** START Input rows **

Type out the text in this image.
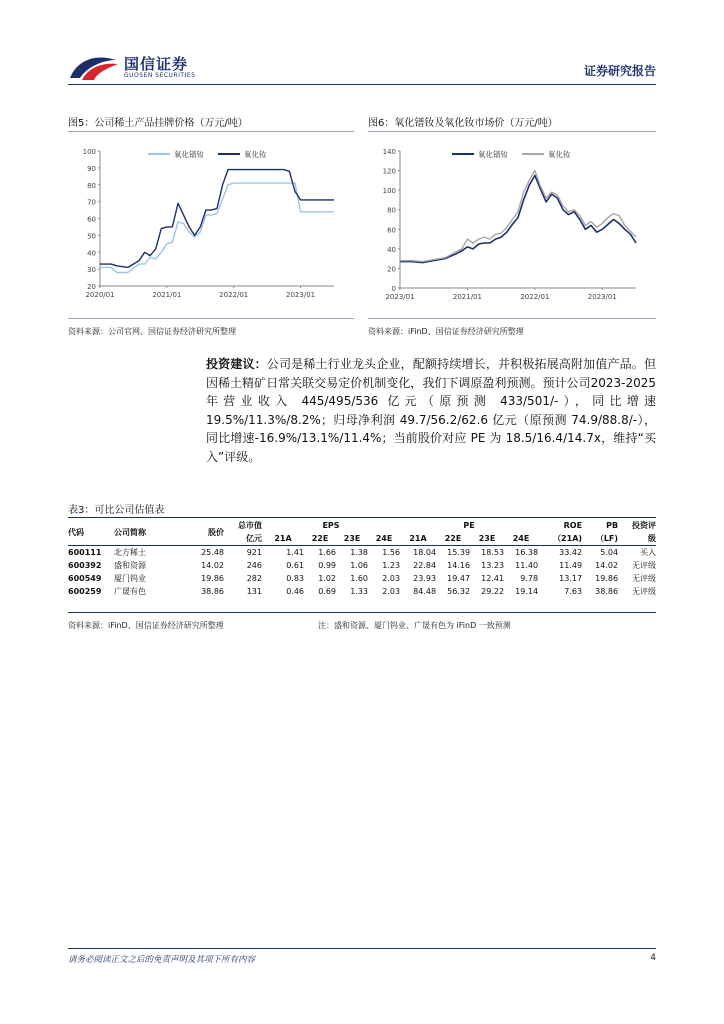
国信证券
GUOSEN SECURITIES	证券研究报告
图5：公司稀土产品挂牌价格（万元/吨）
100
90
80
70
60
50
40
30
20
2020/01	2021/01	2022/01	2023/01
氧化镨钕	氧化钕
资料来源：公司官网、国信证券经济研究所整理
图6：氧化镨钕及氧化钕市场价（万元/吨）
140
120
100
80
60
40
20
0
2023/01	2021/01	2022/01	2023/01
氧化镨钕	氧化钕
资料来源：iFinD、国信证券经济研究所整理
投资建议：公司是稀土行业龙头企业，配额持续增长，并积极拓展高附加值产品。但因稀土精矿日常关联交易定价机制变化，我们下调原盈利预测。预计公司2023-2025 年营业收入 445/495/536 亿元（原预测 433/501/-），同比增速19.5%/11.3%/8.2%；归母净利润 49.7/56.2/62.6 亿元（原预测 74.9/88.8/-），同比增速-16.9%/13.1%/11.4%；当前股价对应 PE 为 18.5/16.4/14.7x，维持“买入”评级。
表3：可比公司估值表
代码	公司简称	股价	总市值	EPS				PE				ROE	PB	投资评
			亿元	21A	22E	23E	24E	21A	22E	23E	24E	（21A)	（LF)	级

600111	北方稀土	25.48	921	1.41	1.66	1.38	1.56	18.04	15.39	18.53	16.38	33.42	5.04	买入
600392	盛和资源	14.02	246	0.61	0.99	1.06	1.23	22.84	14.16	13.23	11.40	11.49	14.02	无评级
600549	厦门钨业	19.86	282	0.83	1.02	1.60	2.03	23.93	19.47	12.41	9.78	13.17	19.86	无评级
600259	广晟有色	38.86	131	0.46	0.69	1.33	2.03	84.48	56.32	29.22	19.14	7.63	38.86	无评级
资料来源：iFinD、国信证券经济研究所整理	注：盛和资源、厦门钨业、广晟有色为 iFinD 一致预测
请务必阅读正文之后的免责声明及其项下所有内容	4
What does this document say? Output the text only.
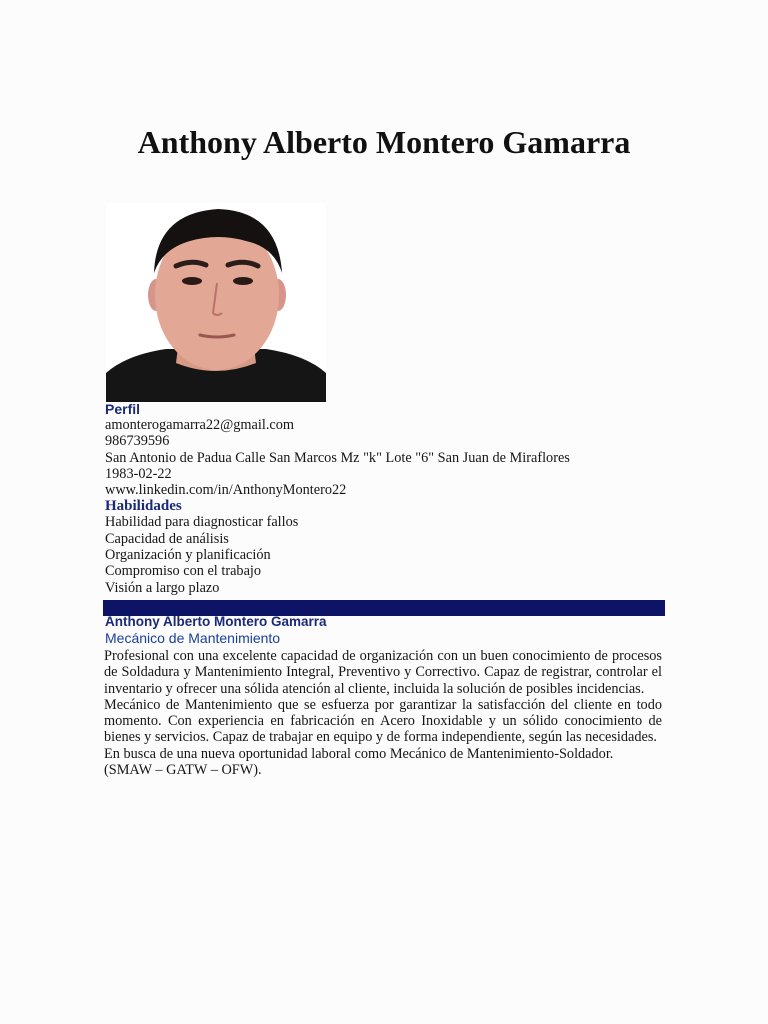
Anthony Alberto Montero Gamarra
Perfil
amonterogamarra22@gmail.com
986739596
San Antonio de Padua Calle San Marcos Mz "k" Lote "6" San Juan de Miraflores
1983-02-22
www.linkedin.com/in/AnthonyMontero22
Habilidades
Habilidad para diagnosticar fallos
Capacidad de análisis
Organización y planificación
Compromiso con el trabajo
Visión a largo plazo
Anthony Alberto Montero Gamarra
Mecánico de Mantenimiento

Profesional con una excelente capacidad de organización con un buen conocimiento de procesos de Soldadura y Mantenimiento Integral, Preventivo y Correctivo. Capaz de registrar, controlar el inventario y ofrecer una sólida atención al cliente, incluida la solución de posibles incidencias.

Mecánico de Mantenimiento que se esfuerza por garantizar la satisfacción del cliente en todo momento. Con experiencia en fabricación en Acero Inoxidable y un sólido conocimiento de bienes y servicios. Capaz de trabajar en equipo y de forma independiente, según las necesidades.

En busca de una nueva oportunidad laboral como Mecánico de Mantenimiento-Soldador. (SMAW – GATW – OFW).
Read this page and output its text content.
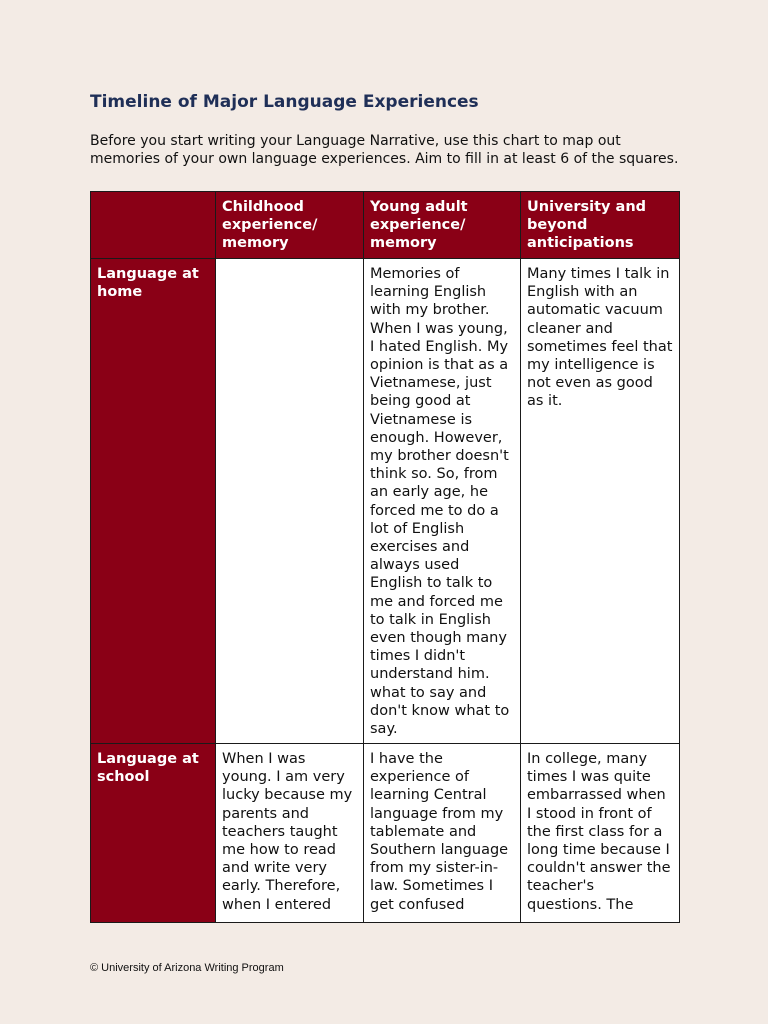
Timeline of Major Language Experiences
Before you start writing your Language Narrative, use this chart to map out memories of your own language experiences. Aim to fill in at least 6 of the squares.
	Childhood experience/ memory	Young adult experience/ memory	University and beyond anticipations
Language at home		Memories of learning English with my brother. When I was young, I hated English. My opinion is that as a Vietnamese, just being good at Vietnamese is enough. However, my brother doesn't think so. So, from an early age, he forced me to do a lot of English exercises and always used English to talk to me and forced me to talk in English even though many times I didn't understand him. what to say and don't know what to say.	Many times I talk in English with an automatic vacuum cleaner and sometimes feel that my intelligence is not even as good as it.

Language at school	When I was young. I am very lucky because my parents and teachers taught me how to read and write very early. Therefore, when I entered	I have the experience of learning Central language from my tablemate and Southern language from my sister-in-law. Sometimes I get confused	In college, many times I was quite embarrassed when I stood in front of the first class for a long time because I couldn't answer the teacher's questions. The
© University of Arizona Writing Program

** END Input rows **
** START Input rows **

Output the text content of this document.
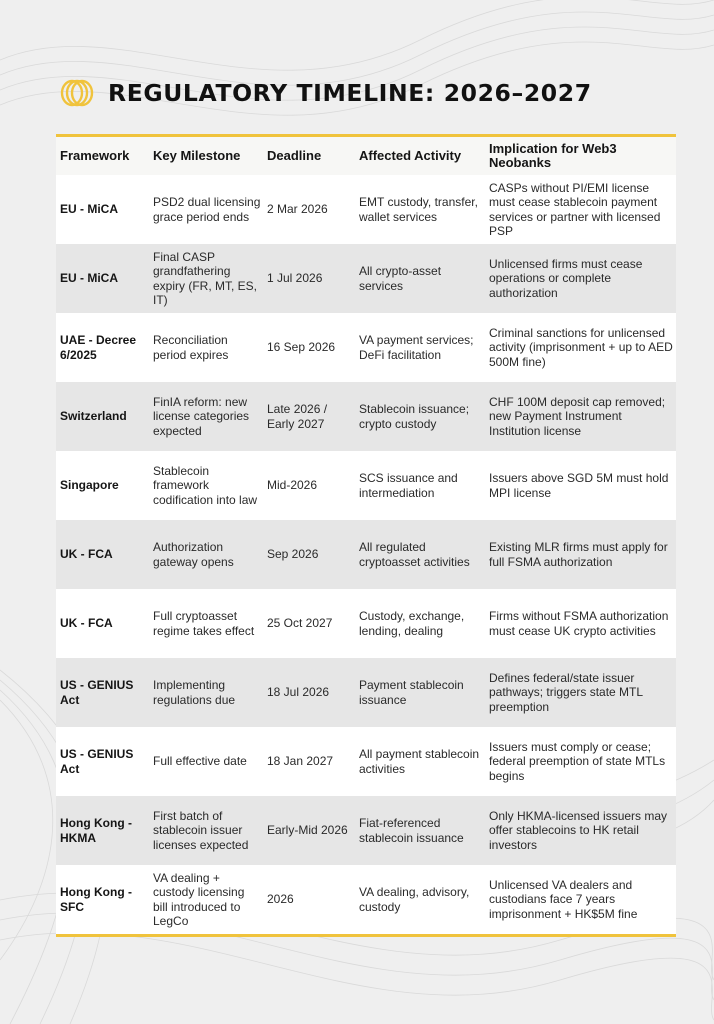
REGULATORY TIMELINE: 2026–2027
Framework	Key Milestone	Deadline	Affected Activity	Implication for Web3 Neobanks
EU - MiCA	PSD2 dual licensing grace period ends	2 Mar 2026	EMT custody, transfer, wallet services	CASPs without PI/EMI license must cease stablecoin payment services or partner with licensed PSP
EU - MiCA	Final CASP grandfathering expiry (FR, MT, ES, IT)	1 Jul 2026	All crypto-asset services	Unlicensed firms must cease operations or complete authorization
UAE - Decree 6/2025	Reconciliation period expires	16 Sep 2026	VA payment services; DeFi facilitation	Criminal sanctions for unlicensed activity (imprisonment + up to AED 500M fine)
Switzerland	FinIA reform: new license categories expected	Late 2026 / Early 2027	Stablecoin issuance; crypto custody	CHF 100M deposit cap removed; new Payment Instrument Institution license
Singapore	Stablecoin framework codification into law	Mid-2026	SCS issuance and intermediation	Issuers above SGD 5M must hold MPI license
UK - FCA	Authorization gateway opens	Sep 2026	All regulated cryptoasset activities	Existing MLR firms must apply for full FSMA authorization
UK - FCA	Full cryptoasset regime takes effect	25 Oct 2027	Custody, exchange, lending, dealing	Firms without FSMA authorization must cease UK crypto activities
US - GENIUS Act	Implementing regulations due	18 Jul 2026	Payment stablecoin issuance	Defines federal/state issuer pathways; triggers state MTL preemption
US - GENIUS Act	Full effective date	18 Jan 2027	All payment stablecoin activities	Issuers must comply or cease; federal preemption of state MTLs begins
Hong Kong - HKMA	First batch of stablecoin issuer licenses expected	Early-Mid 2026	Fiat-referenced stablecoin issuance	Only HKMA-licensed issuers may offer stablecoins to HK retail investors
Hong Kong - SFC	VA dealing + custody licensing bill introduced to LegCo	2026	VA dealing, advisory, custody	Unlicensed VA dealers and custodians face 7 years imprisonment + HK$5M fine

** END Input rows **

■ Given request:
Which lines hold the string "盛和资源"? List them all.

■ Reply to the exercise:
600392	盛和资源	14.02	246	0.61	0.99	1.06	1.23	22.84	14.16	13.23	11.40	11.49	14.02	无评级
资料来源：iFinD、国信证券经济研究所整理	注：盛和资源、厦门钨业、广晟有色为 iFinD 一致预测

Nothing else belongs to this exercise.